◆ Task directions ◆
Every entry that follows is to be duplicated exactly.

◆ Source information ◆
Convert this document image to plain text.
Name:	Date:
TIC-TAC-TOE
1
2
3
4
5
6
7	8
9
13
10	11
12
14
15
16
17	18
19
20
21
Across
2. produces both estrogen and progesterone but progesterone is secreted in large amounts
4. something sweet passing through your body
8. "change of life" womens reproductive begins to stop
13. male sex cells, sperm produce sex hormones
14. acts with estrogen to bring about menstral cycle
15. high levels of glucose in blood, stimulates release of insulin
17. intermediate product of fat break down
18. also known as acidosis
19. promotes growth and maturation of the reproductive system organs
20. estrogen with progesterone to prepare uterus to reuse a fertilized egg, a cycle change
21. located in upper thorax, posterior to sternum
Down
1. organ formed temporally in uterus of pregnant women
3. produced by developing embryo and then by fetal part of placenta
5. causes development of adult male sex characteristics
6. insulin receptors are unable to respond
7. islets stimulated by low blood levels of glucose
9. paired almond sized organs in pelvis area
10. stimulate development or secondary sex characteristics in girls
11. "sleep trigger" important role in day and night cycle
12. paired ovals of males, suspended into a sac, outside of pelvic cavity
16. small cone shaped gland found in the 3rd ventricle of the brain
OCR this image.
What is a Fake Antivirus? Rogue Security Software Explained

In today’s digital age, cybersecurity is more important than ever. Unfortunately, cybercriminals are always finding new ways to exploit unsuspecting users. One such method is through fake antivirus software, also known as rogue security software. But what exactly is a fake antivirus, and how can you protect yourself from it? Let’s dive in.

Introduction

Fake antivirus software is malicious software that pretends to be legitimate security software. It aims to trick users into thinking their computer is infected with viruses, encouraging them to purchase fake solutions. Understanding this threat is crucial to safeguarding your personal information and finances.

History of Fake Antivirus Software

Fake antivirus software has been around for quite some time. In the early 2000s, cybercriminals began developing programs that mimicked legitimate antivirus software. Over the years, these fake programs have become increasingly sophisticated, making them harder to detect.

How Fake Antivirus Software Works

◆ Result of this exercise ◆
Convert this document image to plain text.
Name:	Date:
TIC-TAC-TOE
1
2
3
4
5
6
7	8
9
13
10	11
12
14
15
16
17	18
19
20
21
Across
2. produces both estrogen and progesterone but progesterone is secreted in large amounts
4. something sweet passing through your body
8. "change of life" womens reproductive begins to stop
13. male sex cells, sperm produce sex hormones
14. acts with estrogen to bring about menstral cycle
15. high levels of glucose in blood, stimulates release of insulin
17. intermediate product of fat break down
18. also known as acidosis
19. promotes growth and maturation of the reproductive system organs
20. estrogen with progesterone to prepare uterus to reuse a fertilized egg, a cycle change
21. located in upper thorax, posterior to sternum
Down
1. organ formed temporally in uterus of pregnant women
3. produced by developing embryo and then by fetal part of placenta
5. causes development of adult male sex characteristics
6. insulin receptors are unable to respond
7. islets stimulated by low blood levels of glucose
9. paired almond sized organs in pelvis area
10. stimulate development or secondary sex characteristics in girls
11. "sleep trigger" important role in day and night cycle
12. paired ovals of males, suspended into a sac, outside of pelvic cavity
16. small cone shaped gland found in the 3rd ventricle of the brain
OCR this image.
What is a Fake Antivirus? Rogue Security Software Explained

In today’s digital age, cybersecurity is more important than ever. Unfortunately, cybercriminals are always finding new ways to exploit unsuspecting users. One such method is through fake antivirus software, also known as rogue security software. But what exactly is a fake antivirus, and how can you protect yourself from it? Let’s dive in.

Introduction

Fake antivirus software is malicious software that pretends to be legitimate security software. It aims to trick users into thinking their computer is infected with viruses, encouraging them to purchase fake solutions. Understanding this threat is crucial to safeguarding your personal information and finances.

History of Fake Antivirus Software

Fake antivirus software has been around for quite some time. In the early 2000s, cybercriminals began developing programs that mimicked legitimate antivirus software. Over the years, these fake programs have become increasingly sophisticated, making them harder to detect.

How Fake Antivirus Software Works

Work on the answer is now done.